── PROVIDED DATA
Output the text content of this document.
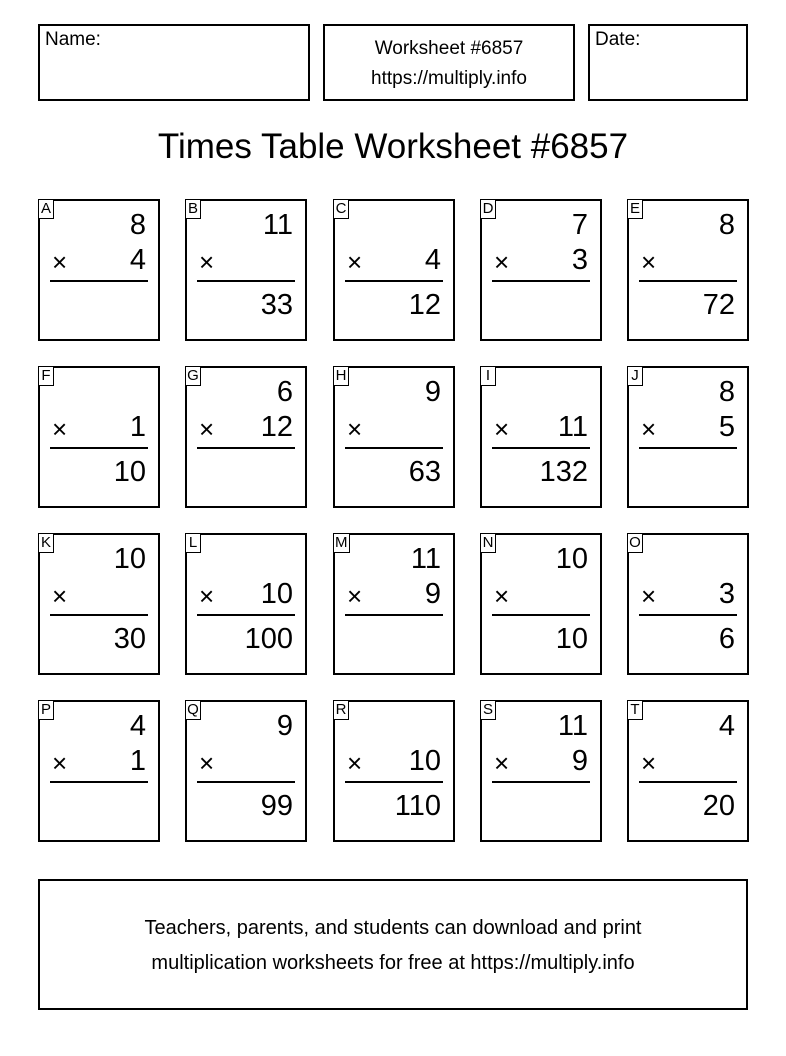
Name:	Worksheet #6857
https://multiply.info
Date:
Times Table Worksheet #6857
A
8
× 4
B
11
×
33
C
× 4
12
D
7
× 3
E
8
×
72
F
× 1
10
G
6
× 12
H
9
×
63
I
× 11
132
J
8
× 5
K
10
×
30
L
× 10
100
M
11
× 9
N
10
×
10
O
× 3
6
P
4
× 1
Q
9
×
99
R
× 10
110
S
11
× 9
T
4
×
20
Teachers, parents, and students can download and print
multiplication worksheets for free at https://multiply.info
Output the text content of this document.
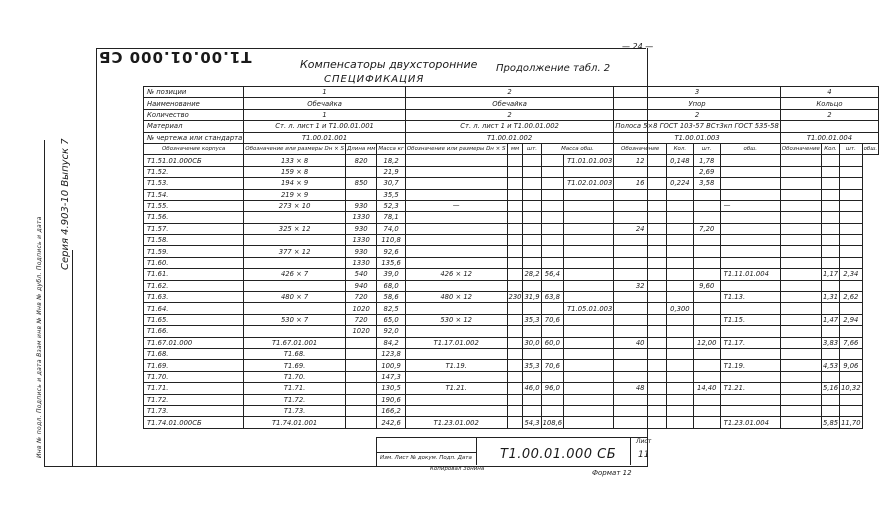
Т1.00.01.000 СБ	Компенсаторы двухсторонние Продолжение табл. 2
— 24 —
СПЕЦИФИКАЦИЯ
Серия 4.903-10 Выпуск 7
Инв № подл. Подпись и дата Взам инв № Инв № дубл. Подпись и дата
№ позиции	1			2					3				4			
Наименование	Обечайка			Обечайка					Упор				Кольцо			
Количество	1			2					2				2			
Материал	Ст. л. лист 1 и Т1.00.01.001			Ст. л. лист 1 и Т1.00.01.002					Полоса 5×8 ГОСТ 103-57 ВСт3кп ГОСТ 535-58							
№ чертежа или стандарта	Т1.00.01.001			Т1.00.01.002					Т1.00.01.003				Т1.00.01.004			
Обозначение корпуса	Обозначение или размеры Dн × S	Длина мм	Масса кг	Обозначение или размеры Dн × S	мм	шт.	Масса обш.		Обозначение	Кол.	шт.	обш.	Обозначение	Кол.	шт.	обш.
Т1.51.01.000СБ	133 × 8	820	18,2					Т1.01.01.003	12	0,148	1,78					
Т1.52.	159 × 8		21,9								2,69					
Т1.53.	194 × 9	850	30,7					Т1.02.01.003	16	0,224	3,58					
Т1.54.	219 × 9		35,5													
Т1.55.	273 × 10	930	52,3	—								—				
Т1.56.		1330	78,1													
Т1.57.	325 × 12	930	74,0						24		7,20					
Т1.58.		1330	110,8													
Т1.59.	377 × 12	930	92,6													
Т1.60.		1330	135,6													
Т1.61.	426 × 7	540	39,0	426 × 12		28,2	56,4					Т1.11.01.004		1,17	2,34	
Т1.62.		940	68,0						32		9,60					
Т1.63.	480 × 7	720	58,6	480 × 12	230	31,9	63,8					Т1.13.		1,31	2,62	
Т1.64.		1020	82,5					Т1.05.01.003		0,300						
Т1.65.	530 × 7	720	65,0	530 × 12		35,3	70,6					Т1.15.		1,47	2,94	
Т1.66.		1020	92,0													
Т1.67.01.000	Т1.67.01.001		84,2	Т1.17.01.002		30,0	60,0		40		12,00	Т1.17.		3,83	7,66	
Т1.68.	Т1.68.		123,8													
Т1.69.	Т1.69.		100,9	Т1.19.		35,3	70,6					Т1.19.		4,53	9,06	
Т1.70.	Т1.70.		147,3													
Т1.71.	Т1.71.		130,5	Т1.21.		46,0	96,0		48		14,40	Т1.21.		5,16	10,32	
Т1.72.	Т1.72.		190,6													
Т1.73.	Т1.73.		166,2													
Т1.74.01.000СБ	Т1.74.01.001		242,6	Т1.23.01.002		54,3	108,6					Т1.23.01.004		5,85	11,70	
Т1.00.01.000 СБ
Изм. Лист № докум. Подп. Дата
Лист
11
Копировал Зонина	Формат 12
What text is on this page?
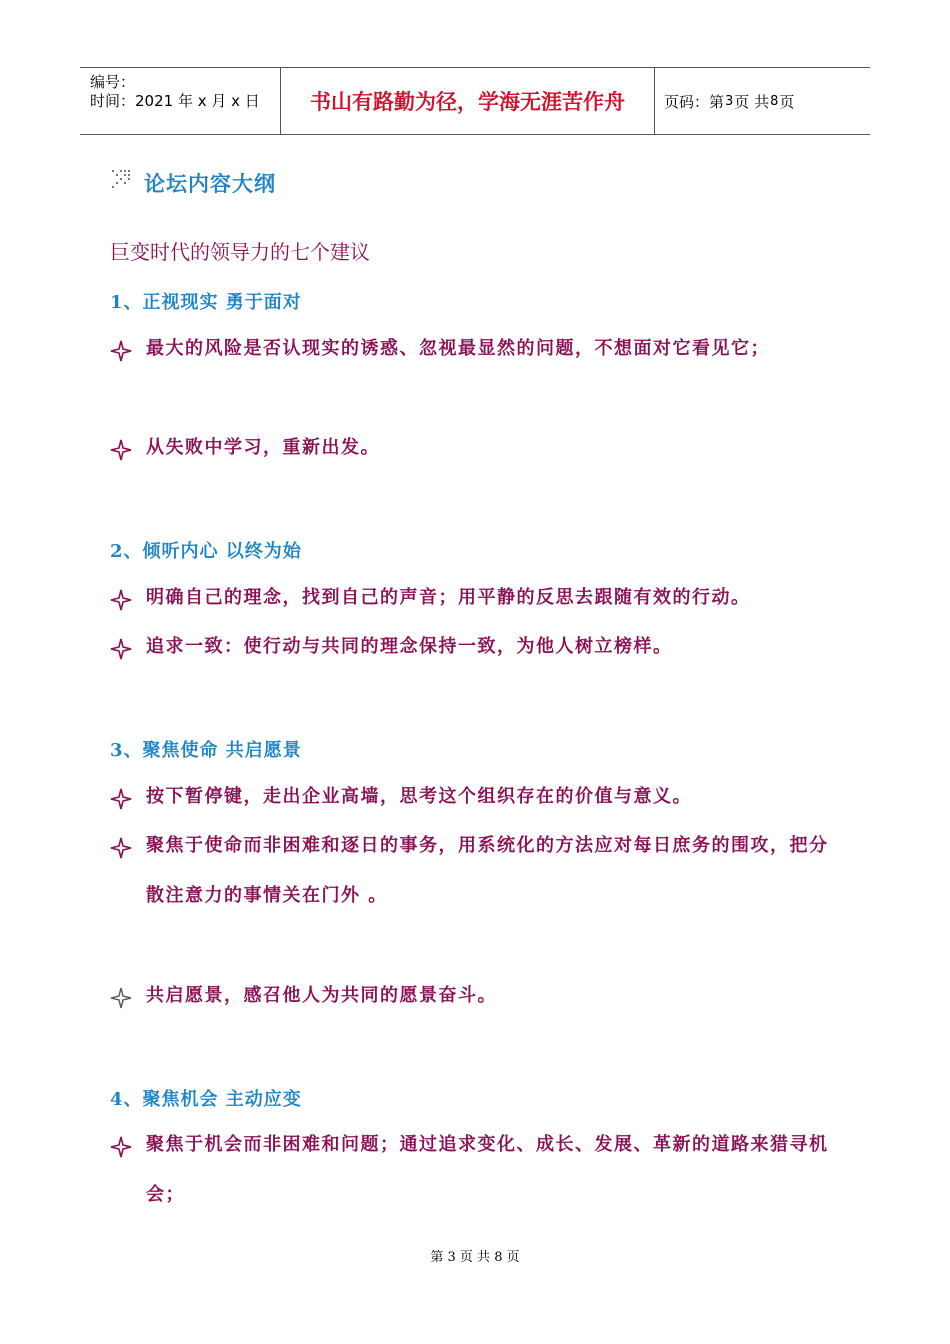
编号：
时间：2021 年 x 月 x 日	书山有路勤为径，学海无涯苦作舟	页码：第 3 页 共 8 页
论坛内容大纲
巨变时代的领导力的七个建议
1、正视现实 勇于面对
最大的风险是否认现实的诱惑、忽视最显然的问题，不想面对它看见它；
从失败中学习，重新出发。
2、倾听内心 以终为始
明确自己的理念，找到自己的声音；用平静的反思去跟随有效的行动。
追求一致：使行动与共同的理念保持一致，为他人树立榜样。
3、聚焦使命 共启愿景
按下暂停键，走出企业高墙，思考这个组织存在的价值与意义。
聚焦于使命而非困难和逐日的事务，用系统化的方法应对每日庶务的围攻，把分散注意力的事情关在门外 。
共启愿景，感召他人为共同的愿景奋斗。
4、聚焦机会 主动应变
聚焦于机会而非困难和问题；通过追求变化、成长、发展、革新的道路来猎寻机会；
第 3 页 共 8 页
────
Pictures are excluded; repeat every record exactly.

Output the text content of this document.
Name:	Worksheet #6857
https://multiply.info
Date:
Times Table Worksheet #6857
A
8
× 4
B
11
×
33
C
× 4
12
D
7
× 3
E
8
×
72
F
× 1
10
G
6
× 12
H
9
×
63
I
× 11
132
J
8
× 5
K
10
×
30
L
× 10
100
M
11
× 9
N
10
×
10
O
× 3
6
P
4
× 1
Q
9
×
99
R
× 10
110
S
11
× 9
T
4
×
20
Teachers, parents, and students can download and print
multiplication worksheets for free at https://multiply.info
Output the text content of this document.
Т1.00.01.000 СБ	Компенсаторы двухсторонние Продолжение табл. 2
— 24 —
СПЕЦИФИКАЦИЯ
Серия 4.903-10 Выпуск 7
Инв № подл. Подпись и дата Взам инв № Инв № дубл. Подпись и дата
№ позиции	1			2					3				4			
Наименование	Обечайка			Обечайка					Упор				Кольцо			
Количество	1			2					2				2			
Материал	Ст. л. лист 1 и Т1.00.01.001			Ст. л. лист 1 и Т1.00.01.002					Полоса 5×8 ГОСТ 103-57 ВСт3кп ГОСТ 535-58							
№ чертежа или стандарта	Т1.00.01.001			Т1.00.01.002					Т1.00.01.003				Т1.00.01.004			
Обозначение корпуса	Обозначение или размеры Dн × S	Длина мм	Масса кг	Обозначение или размеры Dн × S	мм	шт.	Масса обш.		Обозначение	Кол.	шт.	обш.	Обозначение	Кол.	шт.	обш.
Т1.51.01.000СБ	133 × 8	820	18,2					Т1.01.01.003	12	0,148	1,78					
Т1.52.	159 × 8		21,9								2,69					
Т1.53.	194 × 9	850	30,7					Т1.02.01.003	16	0,224	3,58					
Т1.54.	219 × 9		35,5													
Т1.55.	273 × 10	930	52,3	—								—				
Т1.56.		1330	78,1													
Т1.57.	325 × 12	930	74,0						24		7,20					
Т1.58.		1330	110,8													
Т1.59.	377 × 12	930	92,6													
Т1.60.		1330	135,6													
Т1.61.	426 × 7	540	39,0	426 × 12		28,2	56,4					Т1.11.01.004		1,17	2,34	
Т1.62.		940	68,0						32		9,60					
Т1.63.	480 × 7	720	58,6	480 × 12	230	31,9	63,8					Т1.13.		1,31	2,62	
Т1.64.		1020	82,5					Т1.05.01.003		0,300						
Т1.65.	530 × 7	720	65,0	530 × 12		35,3	70,6					Т1.15.		1,47	2,94	
Т1.66.		1020	92,0													
Т1.67.01.000	Т1.67.01.001		84,2	Т1.17.01.002		30,0	60,0		40		12,00	Т1.17.		3,83	7,66	
Т1.68.	Т1.68.		123,8													
Т1.69.	Т1.69.		100,9	Т1.19.		35,3	70,6					Т1.19.		4,53	9,06	
Т1.70.	Т1.70.		147,3													
Т1.71.	Т1.71.		130,5	Т1.21.		46,0	96,0		48		14,40	Т1.21.		5,16	10,32	
Т1.72.	Т1.72.		190,6													
Т1.73.	Т1.73.		166,2													
Т1.74.01.000СБ	Т1.74.01.001		242,6	Т1.23.01.002		54,3	108,6					Т1.23.01.004		5,85	11,70	
Т1.00.01.000 СБ
Изм. Лист № докум. Подп. Дата
Лист
11
Копировал Зонина	Формат 12
What text is on this page?
编号：
时间：2021 年 x 月 x 日	书山有路勤为径，学海无涯苦作舟	页码：第 3 页 共 8 页
论坛内容大纲
巨变时代的领导力的七个建议
1、正视现实 勇于面对
最大的风险是否认现实的诱惑、忽视最显然的问题，不想面对它看见它；
从失败中学习，重新出发。
2、倾听内心 以终为始
明确自己的理念，找到自己的声音；用平静的反思去跟随有效的行动。
追求一致：使行动与共同的理念保持一致，为他人树立榜样。
3、聚焦使命 共启愿景
按下暂停键，走出企业高墙，思考这个组织存在的价值与意义。
聚焦于使命而非困难和逐日的事务，用系统化的方法应对每日庶务的围攻，把分散注意力的事情关在门外 。
共启愿景，感召他人为共同的愿景奋斗。
4、聚焦机会 主动应变
聚焦于机会而非困难和问题；通过追求变化、成长、发展、革新的道路来猎寻机会；
第 3 页 共 8 页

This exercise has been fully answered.